─── MATERIAL SHOWN ───
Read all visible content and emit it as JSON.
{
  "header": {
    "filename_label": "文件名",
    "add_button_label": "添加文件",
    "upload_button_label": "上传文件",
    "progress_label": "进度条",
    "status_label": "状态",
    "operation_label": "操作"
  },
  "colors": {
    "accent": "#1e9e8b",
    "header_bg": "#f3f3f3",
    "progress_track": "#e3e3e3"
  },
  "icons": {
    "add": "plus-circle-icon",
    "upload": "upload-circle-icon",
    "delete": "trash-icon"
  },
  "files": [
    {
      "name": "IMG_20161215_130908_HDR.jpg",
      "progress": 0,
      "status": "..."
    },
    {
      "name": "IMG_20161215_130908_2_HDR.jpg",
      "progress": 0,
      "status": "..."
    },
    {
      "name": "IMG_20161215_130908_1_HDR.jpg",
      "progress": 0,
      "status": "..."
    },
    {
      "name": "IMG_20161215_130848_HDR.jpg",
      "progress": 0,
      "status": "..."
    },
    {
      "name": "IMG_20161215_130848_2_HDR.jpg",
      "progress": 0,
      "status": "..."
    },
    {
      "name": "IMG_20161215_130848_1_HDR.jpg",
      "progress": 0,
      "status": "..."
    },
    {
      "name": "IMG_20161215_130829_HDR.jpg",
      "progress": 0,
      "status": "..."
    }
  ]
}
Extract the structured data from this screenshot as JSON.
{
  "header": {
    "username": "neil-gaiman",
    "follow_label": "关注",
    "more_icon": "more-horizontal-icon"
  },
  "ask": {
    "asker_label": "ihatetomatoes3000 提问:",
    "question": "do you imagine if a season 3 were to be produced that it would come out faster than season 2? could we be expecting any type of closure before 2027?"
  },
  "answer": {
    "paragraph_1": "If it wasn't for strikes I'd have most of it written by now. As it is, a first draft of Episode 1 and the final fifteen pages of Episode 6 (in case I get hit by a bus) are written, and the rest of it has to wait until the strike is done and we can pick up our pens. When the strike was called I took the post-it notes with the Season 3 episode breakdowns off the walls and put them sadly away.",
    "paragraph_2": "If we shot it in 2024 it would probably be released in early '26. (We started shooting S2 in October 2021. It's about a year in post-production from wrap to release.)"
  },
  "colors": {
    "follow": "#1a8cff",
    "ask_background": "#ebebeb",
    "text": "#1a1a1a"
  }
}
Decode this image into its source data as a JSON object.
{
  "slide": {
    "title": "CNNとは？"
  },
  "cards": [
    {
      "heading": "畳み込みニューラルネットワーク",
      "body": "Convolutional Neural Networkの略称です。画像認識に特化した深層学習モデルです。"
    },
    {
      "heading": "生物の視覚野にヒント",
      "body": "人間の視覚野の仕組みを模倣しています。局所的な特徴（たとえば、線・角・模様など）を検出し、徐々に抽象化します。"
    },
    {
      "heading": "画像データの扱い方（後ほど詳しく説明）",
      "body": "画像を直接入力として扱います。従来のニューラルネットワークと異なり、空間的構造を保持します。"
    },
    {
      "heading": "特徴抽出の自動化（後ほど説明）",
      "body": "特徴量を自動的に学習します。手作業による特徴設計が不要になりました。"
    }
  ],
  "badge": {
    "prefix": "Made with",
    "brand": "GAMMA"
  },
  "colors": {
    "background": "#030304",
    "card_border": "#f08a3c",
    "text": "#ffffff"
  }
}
───
Find each line holding the word "heading" and copy it.

      "heading": "畳み込みニューラルネットワーク",
      "heading": "生物の視覚野にヒント",
      "heading": "画像データの扱い方（後ほど詳しく説明）",
      "heading": "特徴抽出の自動化（後ほど説明）",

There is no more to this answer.